** Dataset **
###
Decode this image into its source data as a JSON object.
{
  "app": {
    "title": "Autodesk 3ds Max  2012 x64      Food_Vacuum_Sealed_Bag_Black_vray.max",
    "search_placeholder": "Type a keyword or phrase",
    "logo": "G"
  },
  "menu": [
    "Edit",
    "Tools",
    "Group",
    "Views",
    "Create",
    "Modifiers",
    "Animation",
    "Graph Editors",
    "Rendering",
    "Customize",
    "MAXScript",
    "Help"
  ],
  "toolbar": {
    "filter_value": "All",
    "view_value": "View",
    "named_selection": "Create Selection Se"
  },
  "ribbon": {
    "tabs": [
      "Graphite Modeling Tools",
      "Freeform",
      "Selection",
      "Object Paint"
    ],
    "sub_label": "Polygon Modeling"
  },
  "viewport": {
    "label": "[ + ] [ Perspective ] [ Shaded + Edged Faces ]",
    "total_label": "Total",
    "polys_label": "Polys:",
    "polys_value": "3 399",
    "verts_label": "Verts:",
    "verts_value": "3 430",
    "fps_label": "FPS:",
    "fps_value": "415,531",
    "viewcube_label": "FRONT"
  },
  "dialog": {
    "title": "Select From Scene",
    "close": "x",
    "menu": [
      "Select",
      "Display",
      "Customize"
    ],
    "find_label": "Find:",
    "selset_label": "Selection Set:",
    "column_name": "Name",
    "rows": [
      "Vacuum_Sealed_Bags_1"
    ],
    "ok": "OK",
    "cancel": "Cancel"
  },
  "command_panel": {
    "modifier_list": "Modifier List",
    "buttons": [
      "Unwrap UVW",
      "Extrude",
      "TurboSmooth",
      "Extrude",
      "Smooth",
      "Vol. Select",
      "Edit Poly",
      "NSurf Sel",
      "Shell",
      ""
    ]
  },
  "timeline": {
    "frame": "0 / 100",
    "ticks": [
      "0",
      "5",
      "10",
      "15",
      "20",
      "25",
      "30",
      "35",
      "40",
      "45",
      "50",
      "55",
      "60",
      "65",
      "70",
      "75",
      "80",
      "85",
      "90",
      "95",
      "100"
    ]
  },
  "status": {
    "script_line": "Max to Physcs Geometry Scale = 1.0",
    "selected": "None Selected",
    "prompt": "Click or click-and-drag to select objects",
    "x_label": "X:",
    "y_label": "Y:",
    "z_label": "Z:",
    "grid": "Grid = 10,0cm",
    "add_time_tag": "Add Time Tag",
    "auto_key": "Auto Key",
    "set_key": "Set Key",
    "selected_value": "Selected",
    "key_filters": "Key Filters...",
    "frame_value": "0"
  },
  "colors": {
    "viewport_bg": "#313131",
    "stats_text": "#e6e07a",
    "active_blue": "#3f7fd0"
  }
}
###
** Brief **
Which lines hold the word "Selected"? Copy every one of them.

** Solution below **
    "selected": "None Selected",
    "selected_value": "Selected",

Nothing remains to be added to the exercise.